How many lines of these entries include the string "xlabel"? State the number alone.
#####
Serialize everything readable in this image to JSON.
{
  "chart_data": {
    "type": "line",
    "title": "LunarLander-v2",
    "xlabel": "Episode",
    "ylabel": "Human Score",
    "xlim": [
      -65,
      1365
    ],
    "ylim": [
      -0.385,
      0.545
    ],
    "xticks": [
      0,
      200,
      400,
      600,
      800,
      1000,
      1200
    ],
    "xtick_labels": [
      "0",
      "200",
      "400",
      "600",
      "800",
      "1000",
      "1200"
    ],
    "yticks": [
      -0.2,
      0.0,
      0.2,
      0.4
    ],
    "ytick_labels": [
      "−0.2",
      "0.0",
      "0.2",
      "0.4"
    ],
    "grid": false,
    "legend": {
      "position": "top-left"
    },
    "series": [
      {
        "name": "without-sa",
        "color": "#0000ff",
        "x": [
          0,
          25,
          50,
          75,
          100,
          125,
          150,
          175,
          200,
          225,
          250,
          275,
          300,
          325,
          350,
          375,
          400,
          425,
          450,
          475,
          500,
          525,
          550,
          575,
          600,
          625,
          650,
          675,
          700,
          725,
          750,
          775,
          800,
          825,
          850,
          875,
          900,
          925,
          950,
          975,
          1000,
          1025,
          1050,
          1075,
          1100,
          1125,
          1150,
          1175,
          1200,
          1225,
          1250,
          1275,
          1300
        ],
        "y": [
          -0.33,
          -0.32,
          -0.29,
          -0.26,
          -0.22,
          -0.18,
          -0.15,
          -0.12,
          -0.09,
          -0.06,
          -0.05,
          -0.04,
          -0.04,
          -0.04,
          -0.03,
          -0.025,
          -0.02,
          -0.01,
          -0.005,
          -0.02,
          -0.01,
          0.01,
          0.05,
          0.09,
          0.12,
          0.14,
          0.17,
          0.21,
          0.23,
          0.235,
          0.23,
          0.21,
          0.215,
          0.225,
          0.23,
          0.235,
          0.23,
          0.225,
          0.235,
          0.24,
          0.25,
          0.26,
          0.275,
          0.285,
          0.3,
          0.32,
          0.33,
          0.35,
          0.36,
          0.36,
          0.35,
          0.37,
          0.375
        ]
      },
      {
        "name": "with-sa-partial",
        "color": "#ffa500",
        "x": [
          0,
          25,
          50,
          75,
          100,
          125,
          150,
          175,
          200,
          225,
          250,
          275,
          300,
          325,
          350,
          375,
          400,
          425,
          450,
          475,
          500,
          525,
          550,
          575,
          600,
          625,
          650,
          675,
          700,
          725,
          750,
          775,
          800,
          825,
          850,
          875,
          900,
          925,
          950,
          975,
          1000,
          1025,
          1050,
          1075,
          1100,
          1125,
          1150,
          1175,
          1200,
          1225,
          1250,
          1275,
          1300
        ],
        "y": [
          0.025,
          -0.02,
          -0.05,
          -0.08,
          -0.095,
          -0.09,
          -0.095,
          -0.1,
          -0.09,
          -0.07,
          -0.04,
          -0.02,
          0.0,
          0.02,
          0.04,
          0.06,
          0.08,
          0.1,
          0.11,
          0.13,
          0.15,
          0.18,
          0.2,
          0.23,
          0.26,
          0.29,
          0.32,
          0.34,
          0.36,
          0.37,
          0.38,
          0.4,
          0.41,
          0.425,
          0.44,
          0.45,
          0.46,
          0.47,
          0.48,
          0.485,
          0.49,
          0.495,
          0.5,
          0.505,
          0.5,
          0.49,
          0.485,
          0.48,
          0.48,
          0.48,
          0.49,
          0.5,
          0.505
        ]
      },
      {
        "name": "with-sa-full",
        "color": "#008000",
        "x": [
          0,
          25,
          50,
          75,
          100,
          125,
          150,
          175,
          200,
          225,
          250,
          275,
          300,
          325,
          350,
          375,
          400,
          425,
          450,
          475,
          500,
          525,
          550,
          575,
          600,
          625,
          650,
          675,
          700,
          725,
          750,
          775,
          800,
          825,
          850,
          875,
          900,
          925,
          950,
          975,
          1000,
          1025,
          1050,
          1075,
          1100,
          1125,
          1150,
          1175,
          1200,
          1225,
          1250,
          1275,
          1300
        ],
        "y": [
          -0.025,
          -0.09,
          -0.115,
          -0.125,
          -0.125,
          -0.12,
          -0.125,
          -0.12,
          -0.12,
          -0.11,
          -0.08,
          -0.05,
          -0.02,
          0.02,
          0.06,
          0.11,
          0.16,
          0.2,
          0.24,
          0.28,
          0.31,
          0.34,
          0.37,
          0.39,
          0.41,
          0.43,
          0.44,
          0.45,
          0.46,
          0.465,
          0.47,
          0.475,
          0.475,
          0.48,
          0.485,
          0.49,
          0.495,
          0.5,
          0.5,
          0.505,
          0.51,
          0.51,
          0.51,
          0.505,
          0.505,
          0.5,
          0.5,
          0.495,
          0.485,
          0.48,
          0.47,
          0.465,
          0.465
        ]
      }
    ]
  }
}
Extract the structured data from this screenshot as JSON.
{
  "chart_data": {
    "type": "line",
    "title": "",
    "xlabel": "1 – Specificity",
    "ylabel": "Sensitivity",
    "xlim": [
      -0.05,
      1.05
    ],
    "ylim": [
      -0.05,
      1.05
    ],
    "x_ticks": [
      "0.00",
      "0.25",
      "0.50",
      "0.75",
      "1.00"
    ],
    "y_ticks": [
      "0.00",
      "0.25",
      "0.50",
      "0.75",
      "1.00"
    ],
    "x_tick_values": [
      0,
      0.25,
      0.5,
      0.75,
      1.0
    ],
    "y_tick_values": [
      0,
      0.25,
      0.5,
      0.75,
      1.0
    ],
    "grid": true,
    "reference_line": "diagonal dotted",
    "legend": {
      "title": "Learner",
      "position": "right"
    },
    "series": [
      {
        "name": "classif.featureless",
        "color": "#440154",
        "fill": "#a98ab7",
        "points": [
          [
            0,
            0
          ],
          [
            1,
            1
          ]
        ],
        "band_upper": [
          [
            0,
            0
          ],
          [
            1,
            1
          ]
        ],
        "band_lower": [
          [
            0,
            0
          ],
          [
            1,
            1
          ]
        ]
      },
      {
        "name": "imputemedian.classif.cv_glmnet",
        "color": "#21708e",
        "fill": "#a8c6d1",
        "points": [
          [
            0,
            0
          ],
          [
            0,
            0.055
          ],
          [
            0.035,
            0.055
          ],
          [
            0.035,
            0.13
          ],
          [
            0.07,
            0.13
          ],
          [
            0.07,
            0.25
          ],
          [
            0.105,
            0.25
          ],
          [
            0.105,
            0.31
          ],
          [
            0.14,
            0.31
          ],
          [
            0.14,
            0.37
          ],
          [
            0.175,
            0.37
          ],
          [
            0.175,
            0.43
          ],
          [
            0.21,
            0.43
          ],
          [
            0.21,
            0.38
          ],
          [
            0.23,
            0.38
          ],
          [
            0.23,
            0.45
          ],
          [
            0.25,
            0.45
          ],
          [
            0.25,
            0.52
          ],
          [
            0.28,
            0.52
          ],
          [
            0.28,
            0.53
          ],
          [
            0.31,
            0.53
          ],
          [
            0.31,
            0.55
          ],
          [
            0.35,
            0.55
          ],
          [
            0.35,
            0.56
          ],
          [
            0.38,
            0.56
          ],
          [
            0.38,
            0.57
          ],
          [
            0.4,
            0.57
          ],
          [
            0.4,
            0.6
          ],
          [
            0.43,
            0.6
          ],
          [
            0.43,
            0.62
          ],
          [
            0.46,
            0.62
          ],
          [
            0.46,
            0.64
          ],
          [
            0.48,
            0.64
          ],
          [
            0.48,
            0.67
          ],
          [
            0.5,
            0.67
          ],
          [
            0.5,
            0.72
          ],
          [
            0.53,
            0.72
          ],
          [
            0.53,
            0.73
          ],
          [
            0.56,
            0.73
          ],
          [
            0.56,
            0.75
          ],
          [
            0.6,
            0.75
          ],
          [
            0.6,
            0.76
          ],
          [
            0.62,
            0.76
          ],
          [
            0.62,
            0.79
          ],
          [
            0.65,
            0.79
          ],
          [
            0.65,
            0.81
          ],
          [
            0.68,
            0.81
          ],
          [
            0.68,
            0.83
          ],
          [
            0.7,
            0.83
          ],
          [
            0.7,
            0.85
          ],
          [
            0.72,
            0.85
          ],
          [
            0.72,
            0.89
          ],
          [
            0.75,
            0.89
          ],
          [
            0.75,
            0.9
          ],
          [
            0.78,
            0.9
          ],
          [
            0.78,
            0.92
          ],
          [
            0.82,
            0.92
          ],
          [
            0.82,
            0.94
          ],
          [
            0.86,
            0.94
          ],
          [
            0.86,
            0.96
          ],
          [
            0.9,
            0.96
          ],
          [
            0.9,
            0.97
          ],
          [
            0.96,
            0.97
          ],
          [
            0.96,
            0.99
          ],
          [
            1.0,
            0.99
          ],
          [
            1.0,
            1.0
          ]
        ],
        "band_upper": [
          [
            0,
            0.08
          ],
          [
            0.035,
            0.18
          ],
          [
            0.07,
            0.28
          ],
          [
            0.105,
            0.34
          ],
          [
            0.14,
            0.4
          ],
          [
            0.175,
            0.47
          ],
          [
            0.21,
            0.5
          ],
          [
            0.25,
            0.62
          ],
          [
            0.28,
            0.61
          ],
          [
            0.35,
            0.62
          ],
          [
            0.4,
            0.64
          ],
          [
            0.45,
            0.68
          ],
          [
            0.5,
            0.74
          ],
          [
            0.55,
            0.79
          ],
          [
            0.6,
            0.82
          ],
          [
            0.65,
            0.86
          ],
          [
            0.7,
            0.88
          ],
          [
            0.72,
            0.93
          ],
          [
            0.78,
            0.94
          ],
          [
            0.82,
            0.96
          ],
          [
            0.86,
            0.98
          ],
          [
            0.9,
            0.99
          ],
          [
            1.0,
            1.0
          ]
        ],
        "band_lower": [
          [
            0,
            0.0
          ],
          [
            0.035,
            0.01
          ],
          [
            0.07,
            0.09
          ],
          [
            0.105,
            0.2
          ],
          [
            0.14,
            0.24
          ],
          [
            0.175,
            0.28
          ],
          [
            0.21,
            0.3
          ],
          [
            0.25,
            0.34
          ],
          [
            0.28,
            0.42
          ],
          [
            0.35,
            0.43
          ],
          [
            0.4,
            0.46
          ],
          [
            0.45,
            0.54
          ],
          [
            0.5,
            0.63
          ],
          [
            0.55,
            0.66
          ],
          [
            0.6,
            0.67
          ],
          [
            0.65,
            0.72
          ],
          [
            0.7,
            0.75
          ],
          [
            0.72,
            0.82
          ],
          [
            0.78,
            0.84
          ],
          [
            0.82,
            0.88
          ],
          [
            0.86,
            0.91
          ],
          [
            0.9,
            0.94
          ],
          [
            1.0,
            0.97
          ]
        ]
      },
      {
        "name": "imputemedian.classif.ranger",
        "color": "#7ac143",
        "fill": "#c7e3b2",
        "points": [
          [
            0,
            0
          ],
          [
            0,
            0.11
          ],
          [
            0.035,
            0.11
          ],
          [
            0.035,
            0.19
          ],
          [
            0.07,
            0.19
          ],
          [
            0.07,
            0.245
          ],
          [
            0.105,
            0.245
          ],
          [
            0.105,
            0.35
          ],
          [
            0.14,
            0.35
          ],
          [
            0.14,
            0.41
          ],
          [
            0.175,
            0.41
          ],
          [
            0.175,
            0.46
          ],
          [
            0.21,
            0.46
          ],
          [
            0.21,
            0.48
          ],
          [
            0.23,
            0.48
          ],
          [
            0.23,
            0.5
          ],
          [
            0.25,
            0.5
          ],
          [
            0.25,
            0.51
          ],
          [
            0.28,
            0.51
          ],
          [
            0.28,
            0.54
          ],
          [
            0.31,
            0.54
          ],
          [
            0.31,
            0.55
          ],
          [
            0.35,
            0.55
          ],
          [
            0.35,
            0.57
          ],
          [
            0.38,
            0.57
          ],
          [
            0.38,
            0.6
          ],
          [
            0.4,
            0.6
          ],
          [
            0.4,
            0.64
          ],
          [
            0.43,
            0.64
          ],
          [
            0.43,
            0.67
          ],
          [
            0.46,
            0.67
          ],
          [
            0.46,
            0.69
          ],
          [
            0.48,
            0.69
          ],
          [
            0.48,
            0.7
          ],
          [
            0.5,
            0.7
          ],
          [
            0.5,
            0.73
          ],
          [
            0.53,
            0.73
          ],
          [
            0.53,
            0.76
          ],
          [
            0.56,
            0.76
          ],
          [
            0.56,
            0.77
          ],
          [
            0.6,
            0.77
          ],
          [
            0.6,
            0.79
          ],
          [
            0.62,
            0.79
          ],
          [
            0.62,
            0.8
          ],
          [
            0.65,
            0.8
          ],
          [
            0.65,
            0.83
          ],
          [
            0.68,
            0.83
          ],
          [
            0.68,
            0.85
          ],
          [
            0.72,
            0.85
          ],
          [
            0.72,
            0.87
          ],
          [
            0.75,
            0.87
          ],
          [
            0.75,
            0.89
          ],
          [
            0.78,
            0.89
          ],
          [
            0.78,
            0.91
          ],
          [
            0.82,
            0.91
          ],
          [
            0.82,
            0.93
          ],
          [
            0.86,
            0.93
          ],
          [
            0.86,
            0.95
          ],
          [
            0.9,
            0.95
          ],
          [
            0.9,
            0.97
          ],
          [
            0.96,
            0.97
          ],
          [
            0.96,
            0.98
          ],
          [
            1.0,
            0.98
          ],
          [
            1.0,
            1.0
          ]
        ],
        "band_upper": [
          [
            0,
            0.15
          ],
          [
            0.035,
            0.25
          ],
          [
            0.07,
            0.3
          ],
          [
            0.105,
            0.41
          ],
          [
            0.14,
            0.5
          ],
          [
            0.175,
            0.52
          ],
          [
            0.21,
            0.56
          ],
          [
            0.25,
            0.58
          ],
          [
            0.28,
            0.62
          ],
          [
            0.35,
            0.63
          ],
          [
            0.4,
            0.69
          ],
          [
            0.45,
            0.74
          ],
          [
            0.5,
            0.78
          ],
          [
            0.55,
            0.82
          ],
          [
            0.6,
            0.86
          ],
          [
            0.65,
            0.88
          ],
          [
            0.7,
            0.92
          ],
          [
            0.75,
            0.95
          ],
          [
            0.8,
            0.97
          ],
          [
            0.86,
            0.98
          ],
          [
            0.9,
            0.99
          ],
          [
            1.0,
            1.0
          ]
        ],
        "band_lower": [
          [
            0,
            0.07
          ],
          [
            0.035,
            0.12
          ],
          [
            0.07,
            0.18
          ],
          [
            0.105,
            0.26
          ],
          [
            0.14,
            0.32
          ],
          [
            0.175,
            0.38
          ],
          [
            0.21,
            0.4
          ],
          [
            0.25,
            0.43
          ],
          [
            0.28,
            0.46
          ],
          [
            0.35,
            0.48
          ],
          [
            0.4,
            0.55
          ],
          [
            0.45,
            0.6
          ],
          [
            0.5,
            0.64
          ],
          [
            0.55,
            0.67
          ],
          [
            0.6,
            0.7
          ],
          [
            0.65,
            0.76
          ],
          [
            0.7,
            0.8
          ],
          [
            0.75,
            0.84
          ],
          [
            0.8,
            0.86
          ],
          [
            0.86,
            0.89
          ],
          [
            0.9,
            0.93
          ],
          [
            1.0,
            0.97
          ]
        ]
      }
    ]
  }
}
#####
:: Written answer ::
2